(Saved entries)
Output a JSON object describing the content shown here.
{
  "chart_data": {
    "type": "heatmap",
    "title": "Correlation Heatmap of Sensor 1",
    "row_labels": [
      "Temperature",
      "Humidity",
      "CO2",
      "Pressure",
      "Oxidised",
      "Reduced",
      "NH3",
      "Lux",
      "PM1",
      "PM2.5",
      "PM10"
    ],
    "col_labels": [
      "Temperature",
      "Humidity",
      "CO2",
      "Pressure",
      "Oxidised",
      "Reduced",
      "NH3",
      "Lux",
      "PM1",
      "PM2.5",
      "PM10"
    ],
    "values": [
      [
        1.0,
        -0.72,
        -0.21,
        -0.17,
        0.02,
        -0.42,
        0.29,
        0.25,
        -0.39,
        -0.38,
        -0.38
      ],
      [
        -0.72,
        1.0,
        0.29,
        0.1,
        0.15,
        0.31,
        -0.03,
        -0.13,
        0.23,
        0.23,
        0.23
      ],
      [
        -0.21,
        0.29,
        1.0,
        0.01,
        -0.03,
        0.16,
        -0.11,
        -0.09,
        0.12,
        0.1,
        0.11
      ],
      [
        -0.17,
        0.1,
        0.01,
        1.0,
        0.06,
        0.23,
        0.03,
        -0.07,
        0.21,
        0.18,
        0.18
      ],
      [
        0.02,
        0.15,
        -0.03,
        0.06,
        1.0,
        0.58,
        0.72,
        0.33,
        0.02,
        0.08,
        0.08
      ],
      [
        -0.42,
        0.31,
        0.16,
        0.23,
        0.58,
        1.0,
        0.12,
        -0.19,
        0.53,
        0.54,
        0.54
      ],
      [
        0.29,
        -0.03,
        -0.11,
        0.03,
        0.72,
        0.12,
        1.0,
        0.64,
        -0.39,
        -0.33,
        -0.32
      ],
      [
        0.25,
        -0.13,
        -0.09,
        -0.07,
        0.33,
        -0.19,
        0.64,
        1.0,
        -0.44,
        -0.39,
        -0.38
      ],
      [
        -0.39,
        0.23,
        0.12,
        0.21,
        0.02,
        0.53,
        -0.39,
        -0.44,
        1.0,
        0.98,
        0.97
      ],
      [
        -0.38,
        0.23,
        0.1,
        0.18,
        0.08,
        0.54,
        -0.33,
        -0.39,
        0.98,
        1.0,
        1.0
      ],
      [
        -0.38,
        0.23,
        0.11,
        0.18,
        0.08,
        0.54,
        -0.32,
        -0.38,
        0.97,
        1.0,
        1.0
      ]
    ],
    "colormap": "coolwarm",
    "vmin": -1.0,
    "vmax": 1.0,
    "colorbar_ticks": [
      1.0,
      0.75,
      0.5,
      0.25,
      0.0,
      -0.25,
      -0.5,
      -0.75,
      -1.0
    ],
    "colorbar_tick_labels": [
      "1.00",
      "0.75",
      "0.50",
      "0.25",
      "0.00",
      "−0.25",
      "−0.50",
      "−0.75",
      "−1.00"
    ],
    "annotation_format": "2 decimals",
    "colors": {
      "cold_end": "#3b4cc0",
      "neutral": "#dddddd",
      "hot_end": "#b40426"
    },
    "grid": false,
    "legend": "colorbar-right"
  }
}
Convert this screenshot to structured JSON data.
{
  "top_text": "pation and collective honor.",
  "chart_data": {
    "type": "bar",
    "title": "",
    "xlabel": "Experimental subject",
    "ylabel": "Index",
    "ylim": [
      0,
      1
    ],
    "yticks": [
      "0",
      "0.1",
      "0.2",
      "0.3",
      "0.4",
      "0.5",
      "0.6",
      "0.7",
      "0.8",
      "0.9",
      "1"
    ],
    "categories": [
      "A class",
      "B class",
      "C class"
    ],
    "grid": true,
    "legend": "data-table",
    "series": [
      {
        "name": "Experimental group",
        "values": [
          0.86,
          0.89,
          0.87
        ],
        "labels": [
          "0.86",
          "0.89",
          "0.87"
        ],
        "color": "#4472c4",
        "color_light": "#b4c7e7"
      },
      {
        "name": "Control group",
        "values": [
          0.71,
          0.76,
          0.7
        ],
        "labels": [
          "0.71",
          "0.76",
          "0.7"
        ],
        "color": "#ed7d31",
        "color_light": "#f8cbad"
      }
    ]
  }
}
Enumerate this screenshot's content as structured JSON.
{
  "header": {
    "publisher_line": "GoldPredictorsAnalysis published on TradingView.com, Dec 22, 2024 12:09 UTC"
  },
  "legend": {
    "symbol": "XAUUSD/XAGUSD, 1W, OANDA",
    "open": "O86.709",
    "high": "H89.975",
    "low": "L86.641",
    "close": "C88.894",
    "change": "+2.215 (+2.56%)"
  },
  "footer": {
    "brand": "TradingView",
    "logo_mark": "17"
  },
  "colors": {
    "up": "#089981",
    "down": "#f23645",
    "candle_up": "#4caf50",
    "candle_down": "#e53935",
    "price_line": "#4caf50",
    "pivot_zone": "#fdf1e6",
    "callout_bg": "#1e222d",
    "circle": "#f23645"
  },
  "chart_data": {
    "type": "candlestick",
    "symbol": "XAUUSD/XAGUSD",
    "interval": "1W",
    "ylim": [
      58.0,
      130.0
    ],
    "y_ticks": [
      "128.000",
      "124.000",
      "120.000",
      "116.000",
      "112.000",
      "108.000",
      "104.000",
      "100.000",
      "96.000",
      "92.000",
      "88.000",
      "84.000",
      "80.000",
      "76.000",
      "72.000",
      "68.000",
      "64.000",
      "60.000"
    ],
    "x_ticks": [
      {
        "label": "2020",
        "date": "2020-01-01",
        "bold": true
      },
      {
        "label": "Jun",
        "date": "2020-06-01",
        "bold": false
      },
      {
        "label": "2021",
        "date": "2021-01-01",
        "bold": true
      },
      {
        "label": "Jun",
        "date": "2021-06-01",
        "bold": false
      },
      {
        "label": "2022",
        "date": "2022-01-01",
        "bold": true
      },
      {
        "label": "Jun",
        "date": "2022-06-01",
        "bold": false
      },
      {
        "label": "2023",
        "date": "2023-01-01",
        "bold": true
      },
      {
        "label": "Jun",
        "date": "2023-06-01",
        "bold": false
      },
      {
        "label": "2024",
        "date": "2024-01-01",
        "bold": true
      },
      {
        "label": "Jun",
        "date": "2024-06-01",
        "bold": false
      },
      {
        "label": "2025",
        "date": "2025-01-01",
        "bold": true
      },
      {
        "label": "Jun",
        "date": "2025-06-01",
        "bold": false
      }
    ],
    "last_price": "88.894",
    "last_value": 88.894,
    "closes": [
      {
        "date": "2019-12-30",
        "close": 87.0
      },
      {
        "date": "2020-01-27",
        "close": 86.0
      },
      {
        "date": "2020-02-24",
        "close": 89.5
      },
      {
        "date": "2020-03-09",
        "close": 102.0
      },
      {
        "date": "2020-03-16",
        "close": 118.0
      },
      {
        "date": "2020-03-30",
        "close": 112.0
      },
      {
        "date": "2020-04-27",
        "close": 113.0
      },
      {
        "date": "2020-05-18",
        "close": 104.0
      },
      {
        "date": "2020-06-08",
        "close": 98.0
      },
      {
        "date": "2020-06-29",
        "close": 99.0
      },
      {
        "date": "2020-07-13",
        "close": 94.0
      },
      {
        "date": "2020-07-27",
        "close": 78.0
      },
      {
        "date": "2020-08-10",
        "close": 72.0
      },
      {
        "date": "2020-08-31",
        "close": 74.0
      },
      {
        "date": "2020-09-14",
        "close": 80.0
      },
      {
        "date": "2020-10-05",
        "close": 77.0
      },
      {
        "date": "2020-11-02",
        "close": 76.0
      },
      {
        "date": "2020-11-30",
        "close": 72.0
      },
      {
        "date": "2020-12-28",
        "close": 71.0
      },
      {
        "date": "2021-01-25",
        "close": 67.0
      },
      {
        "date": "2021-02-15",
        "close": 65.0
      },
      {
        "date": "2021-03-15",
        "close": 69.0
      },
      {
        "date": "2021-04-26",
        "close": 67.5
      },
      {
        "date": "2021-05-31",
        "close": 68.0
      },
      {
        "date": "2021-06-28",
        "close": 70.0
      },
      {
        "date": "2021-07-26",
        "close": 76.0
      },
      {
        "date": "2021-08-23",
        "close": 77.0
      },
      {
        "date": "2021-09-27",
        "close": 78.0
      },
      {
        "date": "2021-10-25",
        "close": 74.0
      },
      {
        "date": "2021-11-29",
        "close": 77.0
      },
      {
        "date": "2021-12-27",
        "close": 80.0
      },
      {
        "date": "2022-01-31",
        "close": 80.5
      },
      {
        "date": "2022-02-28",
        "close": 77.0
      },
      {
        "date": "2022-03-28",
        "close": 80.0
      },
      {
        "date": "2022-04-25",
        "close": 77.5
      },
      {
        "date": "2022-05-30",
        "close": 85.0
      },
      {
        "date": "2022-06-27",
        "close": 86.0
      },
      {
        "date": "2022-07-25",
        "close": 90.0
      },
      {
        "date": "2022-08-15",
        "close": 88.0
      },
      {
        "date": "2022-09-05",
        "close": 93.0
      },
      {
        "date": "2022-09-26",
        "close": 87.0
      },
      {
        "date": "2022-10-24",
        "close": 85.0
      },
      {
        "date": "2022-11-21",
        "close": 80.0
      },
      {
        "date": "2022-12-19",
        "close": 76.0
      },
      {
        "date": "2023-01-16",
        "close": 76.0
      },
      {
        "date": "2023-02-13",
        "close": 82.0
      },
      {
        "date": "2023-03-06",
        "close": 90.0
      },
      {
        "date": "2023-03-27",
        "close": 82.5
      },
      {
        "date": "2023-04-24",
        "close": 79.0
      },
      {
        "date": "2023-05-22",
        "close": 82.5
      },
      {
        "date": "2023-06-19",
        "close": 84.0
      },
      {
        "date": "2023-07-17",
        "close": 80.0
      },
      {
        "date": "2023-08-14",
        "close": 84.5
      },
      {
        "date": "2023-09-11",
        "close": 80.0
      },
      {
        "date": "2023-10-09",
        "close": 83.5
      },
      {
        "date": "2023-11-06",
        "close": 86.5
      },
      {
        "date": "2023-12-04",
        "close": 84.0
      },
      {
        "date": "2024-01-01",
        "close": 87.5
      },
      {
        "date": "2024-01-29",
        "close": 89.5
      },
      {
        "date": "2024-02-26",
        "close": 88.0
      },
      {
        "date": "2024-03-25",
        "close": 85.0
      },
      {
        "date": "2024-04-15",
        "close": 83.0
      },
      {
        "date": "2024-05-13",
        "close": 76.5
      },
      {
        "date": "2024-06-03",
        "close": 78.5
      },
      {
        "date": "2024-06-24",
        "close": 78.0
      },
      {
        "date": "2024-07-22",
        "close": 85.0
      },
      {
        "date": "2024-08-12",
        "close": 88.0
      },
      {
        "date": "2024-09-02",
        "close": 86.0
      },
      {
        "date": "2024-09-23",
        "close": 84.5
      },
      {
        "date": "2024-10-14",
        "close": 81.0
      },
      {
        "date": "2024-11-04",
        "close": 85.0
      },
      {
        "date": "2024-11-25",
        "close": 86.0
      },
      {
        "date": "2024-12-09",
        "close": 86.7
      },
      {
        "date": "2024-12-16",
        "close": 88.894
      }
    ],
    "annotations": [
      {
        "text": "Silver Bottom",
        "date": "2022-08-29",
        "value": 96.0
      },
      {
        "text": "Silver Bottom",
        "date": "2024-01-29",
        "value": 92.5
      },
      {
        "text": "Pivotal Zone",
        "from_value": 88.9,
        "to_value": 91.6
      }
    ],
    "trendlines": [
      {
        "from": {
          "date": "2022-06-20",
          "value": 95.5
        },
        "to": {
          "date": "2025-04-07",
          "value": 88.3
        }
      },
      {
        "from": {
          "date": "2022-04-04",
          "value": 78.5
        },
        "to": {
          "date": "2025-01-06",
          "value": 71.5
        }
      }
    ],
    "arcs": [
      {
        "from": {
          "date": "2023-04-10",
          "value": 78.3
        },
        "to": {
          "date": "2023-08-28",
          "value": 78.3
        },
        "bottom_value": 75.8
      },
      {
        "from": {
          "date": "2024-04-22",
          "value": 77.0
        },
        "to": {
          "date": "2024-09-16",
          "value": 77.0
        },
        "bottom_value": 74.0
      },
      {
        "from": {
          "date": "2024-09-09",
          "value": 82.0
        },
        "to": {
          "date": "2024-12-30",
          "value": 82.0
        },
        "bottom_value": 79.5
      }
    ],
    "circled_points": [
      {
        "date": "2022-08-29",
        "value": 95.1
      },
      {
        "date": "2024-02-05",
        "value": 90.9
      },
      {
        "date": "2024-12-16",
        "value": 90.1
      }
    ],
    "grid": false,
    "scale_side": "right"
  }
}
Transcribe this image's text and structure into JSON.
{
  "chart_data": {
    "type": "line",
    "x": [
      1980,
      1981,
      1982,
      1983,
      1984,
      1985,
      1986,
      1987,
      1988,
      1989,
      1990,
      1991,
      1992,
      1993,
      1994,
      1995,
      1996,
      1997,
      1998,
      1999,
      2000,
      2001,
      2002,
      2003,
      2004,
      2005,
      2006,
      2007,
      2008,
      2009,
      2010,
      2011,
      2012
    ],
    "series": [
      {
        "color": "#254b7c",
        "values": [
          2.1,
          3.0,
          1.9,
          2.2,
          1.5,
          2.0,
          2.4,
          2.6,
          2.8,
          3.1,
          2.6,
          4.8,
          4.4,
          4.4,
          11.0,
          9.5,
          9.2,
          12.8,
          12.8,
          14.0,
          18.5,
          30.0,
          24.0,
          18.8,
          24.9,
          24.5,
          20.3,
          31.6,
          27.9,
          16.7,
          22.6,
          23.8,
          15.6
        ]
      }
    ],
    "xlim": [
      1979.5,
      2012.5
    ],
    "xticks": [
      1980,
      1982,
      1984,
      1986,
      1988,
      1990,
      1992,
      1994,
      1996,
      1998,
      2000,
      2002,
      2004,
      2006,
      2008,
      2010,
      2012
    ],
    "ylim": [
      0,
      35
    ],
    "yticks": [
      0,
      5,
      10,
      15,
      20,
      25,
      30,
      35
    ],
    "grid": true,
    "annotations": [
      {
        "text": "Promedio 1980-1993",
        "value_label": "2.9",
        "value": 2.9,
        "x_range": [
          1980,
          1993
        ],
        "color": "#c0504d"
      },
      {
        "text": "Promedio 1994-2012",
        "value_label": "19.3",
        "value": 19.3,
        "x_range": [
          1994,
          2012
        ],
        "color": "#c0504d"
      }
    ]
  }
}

> _Problem to work on_
Find how many of the lines above have the word "JSON" in them. State only that number.

> _Finished answer_
4